Send back the records in full, character for character.

──────── DATASET EXCERPTS

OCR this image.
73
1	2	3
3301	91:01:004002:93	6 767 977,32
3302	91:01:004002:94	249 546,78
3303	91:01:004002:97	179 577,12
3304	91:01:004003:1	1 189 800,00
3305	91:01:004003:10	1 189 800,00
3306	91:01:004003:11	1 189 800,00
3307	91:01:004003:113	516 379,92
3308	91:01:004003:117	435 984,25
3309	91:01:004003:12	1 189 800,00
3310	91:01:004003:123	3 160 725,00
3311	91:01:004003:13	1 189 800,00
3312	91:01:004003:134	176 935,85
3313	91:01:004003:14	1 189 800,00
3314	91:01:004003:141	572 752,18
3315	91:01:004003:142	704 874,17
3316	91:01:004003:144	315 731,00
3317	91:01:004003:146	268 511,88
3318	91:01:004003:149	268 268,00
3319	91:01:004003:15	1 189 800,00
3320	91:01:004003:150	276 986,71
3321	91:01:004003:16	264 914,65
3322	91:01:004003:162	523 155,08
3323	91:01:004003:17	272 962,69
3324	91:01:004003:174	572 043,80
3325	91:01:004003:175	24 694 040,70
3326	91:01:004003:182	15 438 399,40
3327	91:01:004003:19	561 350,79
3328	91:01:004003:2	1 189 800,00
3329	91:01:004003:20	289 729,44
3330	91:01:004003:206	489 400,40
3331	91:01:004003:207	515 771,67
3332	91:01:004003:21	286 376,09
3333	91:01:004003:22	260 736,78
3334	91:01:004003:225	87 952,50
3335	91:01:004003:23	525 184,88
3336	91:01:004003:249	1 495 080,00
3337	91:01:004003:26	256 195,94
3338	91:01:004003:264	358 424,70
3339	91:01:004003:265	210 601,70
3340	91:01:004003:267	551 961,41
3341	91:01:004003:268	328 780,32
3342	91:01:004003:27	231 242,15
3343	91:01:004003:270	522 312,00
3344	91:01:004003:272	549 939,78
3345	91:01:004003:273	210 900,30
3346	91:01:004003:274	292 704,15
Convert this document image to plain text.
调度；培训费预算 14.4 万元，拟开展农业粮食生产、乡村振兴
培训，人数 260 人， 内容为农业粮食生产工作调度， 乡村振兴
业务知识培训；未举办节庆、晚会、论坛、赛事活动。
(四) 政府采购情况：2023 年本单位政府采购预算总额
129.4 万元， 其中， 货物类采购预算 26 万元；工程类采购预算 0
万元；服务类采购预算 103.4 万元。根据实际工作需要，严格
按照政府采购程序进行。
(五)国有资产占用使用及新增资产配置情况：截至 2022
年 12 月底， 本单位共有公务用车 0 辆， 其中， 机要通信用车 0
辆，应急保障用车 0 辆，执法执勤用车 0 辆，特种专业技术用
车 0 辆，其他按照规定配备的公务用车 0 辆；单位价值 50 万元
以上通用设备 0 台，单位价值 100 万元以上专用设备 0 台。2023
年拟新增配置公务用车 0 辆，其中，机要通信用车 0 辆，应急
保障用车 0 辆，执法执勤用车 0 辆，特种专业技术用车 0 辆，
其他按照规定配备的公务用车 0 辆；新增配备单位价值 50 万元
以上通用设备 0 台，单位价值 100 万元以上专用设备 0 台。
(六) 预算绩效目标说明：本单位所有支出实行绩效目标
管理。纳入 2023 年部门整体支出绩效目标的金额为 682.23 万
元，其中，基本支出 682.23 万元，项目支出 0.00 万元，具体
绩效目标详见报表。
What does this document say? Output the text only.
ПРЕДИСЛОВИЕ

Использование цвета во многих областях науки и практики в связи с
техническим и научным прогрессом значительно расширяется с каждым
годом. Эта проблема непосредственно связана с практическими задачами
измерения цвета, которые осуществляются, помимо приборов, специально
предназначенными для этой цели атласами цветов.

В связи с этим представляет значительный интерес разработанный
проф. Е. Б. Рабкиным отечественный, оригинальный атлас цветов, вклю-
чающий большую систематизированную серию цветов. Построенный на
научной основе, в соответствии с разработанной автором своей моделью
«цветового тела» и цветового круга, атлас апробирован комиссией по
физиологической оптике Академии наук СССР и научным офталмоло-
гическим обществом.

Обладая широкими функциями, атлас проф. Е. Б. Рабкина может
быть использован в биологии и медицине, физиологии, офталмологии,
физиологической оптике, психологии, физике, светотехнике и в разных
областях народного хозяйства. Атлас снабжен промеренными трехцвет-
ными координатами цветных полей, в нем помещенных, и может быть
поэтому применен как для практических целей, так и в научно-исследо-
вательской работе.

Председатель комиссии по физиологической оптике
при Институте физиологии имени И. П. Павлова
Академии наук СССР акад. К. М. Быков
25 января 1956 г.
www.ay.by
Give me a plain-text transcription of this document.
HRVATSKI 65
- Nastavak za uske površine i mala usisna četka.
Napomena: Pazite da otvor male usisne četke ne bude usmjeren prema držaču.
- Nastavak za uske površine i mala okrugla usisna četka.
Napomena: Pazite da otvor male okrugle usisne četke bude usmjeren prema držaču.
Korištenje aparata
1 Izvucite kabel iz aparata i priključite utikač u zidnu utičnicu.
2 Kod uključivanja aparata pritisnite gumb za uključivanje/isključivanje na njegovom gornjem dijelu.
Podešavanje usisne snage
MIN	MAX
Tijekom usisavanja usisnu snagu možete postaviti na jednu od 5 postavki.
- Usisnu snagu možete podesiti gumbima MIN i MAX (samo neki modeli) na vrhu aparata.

────────────────

▸ **ANSWER FOR THE TASK**:
OCR this image.
73
1	2	3
3301	91:01:004002:93	6 767 977,32
3302	91:01:004002:94	249 546,78
3303	91:01:004002:97	179 577,12
3304	91:01:004003:1	1 189 800,00
3305	91:01:004003:10	1 189 800,00
3306	91:01:004003:11	1 189 800,00
3307	91:01:004003:113	516 379,92
3308	91:01:004003:117	435 984,25
3309	91:01:004003:12	1 189 800,00
3310	91:01:004003:123	3 160 725,00
3311	91:01:004003:13	1 189 800,00
3312	91:01:004003:134	176 935,85
3313	91:01:004003:14	1 189 800,00
3314	91:01:004003:141	572 752,18
3315	91:01:004003:142	704 874,17
3316	91:01:004003:144	315 731,00
3317	91:01:004003:146	268 511,88
3318	91:01:004003:149	268 268,00
3319	91:01:004003:15	1 189 800,00
3320	91:01:004003:150	276 986,71
3321	91:01:004003:16	264 914,65
3322	91:01:004003:162	523 155,08
3323	91:01:004003:17	272 962,69
3324	91:01:004003:174	572 043,80
3325	91:01:004003:175	24 694 040,70
3326	91:01:004003:182	15 438 399,40
3327	91:01:004003:19	561 350,79
3328	91:01:004003:2	1 189 800,00
3329	91:01:004003:20	289 729,44
3330	91:01:004003:206	489 400,40
3331	91:01:004003:207	515 771,67
3332	91:01:004003:21	286 376,09
3333	91:01:004003:22	260 736,78
3334	91:01:004003:225	87 952,50
3335	91:01:004003:23	525 184,88
3336	91:01:004003:249	1 495 080,00
3337	91:01:004003:26	256 195,94
3338	91:01:004003:264	358 424,70
3339	91:01:004003:265	210 601,70
3340	91:01:004003:267	551 961,41
3341	91:01:004003:268	328 780,32
3342	91:01:004003:27	231 242,15
3343	91:01:004003:270	522 312,00
3344	91:01:004003:272	549 939,78
3345	91:01:004003:273	210 900,30
3346	91:01:004003:274	292 704,15
Convert this document image to plain text.
调度；培训费预算 14.4 万元，拟开展农业粮食生产、乡村振兴
培训，人数 260 人， 内容为农业粮食生产工作调度， 乡村振兴
业务知识培训；未举办节庆、晚会、论坛、赛事活动。
(四) 政府采购情况：2023 年本单位政府采购预算总额
129.4 万元， 其中， 货物类采购预算 26 万元；工程类采购预算 0
万元；服务类采购预算 103.4 万元。根据实际工作需要，严格
按照政府采购程序进行。
(五)国有资产占用使用及新增资产配置情况：截至 2022
年 12 月底， 本单位共有公务用车 0 辆， 其中， 机要通信用车 0
辆，应急保障用车 0 辆，执法执勤用车 0 辆，特种专业技术用
车 0 辆，其他按照规定配备的公务用车 0 辆；单位价值 50 万元
以上通用设备 0 台，单位价值 100 万元以上专用设备 0 台。2023
年拟新增配置公务用车 0 辆，其中，机要通信用车 0 辆，应急
保障用车 0 辆，执法执勤用车 0 辆，特种专业技术用车 0 辆，
其他按照规定配备的公务用车 0 辆；新增配备单位价值 50 万元
以上通用设备 0 台，单位价值 100 万元以上专用设备 0 台。
(六) 预算绩效目标说明：本单位所有支出实行绩效目标
管理。纳入 2023 年部门整体支出绩效目标的金额为 682.23 万
元，其中，基本支出 682.23 万元，项目支出 0.00 万元，具体
绩效目标详见报表。
What does this document say? Output the text only.
ПРЕДИСЛОВИЕ

Использование цвета во многих областях науки и практики в связи с
техническим и научным прогрессом значительно расширяется с каждым
годом. Эта проблема непосредственно связана с практическими задачами
измерения цвета, которые осуществляются, помимо приборов, специально
предназначенными для этой цели атласами цветов.

В связи с этим представляет значительный интерес разработанный
проф. Е. Б. Рабкиным отечественный, оригинальный атлас цветов, вклю-
чающий большую систематизированную серию цветов. Построенный на
научной основе, в соответствии с разработанной автором своей моделью
«цветового тела» и цветового круга, атлас апробирован комиссией по
физиологической оптике Академии наук СССР и научным офталмоло-
гическим обществом.

Обладая широкими функциями, атлас проф. Е. Б. Рабкина может
быть использован в биологии и медицине, физиологии, офталмологии,
физиологической оптике, психологии, физике, светотехнике и в разных
областях народного хозяйства. Атлас снабжен промеренными трехцвет-
ными координатами цветных полей, в нем помещенных, и может быть
поэтому применен как для практических целей, так и в научно-исследо-
вательской работе.

Председатель комиссии по физиологической оптике
при Институте физиологии имени И. П. Павлова
Академии наук СССР акад. К. М. Быков
25 января 1956 г.
www.ay.by
Give me a plain-text transcription of this document.
HRVATSKI 65
- Nastavak za uske površine i mala usisna četka.
Napomena: Pazite da otvor male usisne četke ne bude usmjeren prema držaču.
- Nastavak za uske površine i mala okrugla usisna četka.
Napomena: Pazite da otvor male okrugle usisne četke bude usmjeren prema držaču.
Korištenje aparata
1 Izvucite kabel iz aparata i priključite utikač u zidnu utičnicu.
2 Kod uključivanja aparata pritisnite gumb za uključivanje/isključivanje na njegovom gornjem dijelu.
Podešavanje usisne snage
MIN	MAX
Tijekom usisavanja usisnu snagu možete postaviti na jednu od 5 postavki.
- Usisnu snagu možete podesiti gumbima MIN i MAX (samo neki modeli) na vrhu aparata.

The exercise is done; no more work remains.